COMPLETE THE FOLLOWING:
**A)** Answer these questions from the travel journal:
(i) Which place did the Saga tour visit yesterday afternoon?
(ii) In which town is the brightly painted pottery made?
(iii) At which town did the van leave the motorway?
**B)** Reproduce the travel journal word for word from "Taking the motor-way, a" to "rather dismal outlook.".

::: SELECTION :::

Surprised at the maintenance of the towns — not as neat, as well kept, as travel brochures present. Still very picturesque.

People are friendly — usually. We greet "Townies" or not as they indicate desire to do so.

Yesterday afternoon we took the Saga tour to Ravello, which is just up the hill from Minori — along a hairpin, cliff-hugging narrow road. Houses hang on the hillsides and into the river canyon of the "Dragon". Along the river are paved walkways for house and orchard access.

Ravello was beautiful, high on the hill. Saw the Villa [Rufolo] and Basilica. After the tour Ric & I used our spare time to explore and discovered at the top of the stairs along a cliff the church of San Francesco. Beautiful mosaic stone work in the altars and walls [of the Basilica]. There is bright painted pottery everywhere along the piazza and nearby alleys. Bought nothing though. Waiting for Vietri sul Mare where it is made, later in the visit.

A word about Napoli. At the airport we cleared immigration, met our Saga rep & follower her to the van for the ride to Minori. Parking is a rather small lot which quickly changes to a narrow street between 60's style apartment buildings. Not tidy at all but peeling paint, laundry, and old notices stuck to the walls.

Taking the motor-way, a good freeway, we say very many such 60's apartment buildings, some with plenty of space between given to agriculture. Fences and greenhouses & sheds built of motley assortment of material. No HOME DEPOT here. All along the way, Mt. Vesuvius in the background. We saw it on the landing approach, flew along its western side. A broad plain flows outward studded w/ apartment buildings.

We left the motorway at Angri and snaked our way through villages & over the mountains. All streets are very narrow — buildings in shades of neutrals, stucco and concrete. Apartments mixed w/ small houses & homes surrounded by orchards or garden plots.

Up the road higher into Montii Lattari fewer bldgs and more lemon orchards. Orchards very slant & covered w/ black netting give the far view a rather dismal outlook.

Amazingly small cars and lorries and very large tour buses manage these roads by the honking and impromptu traffic direction by the drivers. On the way back down from Ravello in the bus there was a rather large traffic squeeze. Through every passage w/ only inches between vehicles or pulled over far right on the cliff edge, our mostly English companions laughed as if it were an amusement ride — and it was, because of them.

::: DATA EXCERPT :::

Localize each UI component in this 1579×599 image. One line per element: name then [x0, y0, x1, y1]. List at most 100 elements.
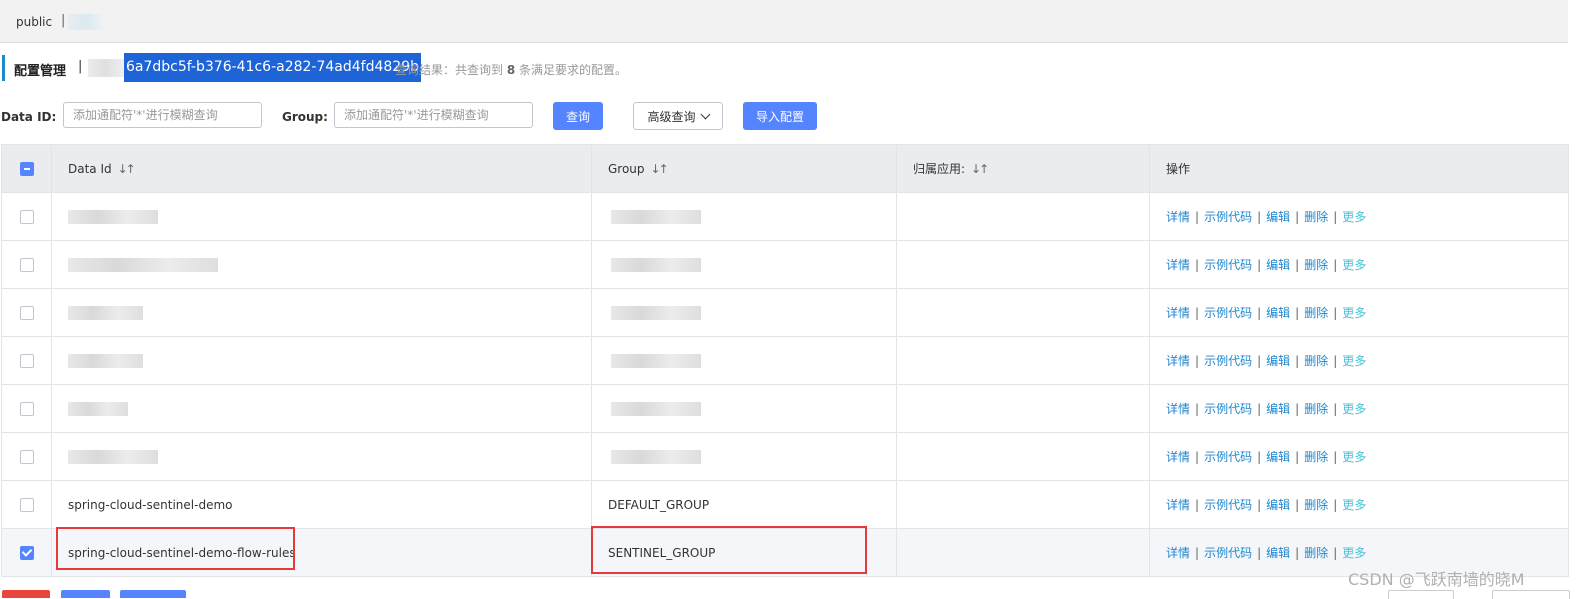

:::

SET OF ANSWERS:
**A)**
(i) Ravello
(ii) Vietri sul Mare
(iii) Angri

**B)**
Taking the motor-way, a good freeway, we say very many such 60's apartment buildings, some with plenty of space between given to agriculture. Fences and greenhouses & sheds built of motley assortment of material. No HOME DEPOT here. All along the way, Mt. Vesuvius in the background. We saw it on the landing approach, flew along its western side. A broad plain flows outward studded w/ apartment buildings.

We left the motorway at Angri and snaked our way through villages & over the mountains. All streets are very narrow — buildings in shades of neutrals, stucco and concrete. Apartments mixed w/ small houses & homes surrounded by orchards or garden plots.

Up the road higher into Montii Lattari fewer bldgs and more lemon orchards. Orchards very slant & covered w/ black netting give the far view a rather dismal outlook.